===== Material shown =====

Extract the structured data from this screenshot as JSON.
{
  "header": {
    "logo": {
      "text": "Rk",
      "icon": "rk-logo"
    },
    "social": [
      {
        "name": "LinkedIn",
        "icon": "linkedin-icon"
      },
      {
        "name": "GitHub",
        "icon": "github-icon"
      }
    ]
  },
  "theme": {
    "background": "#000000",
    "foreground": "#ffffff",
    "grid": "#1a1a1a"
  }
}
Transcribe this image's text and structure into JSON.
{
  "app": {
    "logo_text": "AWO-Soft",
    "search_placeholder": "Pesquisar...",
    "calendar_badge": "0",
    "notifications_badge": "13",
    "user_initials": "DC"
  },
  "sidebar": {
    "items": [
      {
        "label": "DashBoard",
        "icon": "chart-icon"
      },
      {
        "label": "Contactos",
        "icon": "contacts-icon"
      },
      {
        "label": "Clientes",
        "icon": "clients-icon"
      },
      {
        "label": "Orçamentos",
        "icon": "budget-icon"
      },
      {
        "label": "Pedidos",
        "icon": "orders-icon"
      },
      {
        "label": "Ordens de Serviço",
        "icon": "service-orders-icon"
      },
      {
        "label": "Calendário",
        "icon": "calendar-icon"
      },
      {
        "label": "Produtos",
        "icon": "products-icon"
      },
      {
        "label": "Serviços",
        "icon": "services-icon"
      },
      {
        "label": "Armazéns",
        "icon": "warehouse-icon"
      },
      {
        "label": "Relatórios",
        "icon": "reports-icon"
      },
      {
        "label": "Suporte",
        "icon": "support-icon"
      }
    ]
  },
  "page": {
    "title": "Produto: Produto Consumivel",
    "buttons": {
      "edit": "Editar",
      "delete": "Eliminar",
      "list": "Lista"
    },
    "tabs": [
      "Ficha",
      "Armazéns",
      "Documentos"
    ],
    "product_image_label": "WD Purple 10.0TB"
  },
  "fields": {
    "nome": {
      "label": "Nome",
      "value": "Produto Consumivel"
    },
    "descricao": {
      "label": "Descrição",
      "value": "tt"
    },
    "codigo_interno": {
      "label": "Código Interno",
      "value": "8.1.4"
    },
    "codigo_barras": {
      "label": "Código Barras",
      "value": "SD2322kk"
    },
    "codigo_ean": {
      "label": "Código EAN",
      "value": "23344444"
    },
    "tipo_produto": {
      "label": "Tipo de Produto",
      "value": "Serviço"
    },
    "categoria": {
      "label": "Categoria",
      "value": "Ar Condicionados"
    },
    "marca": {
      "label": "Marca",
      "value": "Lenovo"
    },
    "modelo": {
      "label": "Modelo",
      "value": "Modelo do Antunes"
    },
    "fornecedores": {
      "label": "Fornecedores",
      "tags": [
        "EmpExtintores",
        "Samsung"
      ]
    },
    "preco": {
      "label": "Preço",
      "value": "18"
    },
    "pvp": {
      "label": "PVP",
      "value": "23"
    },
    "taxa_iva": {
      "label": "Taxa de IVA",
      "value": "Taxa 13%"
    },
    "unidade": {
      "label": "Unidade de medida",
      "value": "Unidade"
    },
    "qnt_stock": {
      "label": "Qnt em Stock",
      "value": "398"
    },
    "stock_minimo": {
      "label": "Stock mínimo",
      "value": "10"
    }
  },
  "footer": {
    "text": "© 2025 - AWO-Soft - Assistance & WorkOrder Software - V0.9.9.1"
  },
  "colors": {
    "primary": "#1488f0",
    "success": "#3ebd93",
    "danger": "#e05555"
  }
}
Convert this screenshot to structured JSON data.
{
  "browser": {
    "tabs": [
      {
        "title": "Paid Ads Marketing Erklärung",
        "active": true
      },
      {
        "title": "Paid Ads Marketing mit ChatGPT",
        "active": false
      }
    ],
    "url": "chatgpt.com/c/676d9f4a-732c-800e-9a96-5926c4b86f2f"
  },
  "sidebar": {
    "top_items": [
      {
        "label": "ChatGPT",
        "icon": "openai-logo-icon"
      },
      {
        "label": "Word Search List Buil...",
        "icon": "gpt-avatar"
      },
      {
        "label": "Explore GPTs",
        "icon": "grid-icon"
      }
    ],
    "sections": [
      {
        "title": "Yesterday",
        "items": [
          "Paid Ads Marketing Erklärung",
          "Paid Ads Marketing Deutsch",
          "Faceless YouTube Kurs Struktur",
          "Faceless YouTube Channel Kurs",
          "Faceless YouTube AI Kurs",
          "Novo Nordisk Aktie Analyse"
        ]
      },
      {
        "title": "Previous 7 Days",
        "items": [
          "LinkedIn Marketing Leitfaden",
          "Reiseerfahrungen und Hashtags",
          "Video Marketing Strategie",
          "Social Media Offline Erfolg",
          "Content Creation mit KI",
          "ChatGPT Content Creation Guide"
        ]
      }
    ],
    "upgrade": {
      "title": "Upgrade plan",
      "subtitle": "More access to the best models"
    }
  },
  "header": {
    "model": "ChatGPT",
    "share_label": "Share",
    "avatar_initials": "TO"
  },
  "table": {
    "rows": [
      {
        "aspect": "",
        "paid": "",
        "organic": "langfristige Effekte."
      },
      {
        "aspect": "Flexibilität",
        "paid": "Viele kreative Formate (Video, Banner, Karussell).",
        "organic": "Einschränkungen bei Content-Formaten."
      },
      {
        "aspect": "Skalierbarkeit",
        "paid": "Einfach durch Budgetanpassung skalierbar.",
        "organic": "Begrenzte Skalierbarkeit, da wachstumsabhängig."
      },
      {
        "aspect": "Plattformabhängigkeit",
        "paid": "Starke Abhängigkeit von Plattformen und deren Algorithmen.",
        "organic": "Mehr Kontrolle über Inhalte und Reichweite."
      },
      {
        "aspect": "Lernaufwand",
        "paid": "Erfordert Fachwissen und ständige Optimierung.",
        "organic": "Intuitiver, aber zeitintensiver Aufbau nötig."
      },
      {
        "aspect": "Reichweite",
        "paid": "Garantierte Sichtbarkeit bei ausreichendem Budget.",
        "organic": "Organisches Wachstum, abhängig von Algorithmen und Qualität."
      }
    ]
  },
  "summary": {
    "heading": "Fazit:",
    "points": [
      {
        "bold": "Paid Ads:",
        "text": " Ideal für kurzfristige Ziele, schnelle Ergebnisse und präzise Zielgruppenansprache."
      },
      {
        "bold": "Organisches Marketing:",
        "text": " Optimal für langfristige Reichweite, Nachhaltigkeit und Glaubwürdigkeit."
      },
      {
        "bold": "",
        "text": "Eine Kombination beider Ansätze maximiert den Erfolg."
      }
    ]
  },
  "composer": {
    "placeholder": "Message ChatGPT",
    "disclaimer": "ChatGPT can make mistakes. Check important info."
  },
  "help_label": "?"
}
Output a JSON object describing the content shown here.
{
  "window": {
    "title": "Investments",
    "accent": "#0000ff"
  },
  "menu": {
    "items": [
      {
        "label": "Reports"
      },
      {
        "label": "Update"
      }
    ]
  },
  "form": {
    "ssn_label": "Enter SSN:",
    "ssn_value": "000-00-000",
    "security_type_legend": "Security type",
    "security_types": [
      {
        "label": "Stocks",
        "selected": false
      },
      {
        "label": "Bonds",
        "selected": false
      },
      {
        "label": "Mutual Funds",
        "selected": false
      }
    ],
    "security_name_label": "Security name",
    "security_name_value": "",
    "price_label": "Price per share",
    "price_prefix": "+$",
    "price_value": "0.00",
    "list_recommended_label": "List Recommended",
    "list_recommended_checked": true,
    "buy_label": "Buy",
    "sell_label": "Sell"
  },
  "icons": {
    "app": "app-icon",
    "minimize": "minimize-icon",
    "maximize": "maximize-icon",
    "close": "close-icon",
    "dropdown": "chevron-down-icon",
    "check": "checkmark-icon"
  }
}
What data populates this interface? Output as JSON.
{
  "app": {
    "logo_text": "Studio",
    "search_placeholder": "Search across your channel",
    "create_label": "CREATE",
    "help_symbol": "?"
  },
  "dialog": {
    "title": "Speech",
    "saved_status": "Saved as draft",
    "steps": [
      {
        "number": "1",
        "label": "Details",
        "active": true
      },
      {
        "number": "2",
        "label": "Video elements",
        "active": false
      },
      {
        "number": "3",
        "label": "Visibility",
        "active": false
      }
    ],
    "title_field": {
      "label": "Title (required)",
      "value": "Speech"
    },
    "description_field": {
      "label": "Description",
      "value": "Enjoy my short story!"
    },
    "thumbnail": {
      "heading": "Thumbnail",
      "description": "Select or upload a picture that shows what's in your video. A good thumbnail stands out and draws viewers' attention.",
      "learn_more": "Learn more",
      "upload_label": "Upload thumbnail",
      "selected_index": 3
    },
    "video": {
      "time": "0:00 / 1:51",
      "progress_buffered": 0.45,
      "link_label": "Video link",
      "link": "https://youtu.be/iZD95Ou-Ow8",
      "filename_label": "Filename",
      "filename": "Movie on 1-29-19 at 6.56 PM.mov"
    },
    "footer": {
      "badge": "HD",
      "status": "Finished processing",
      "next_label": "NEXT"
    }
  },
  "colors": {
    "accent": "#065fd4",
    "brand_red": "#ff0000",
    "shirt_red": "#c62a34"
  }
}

=====

◆ **What the task requires**
Find the string "bold" in the entries above and return each line that holds it.

◆ **Output for this exercise**
        "bold": "Paid Ads:",
        "bold": "Organisches Marketing:",
        "bold": "",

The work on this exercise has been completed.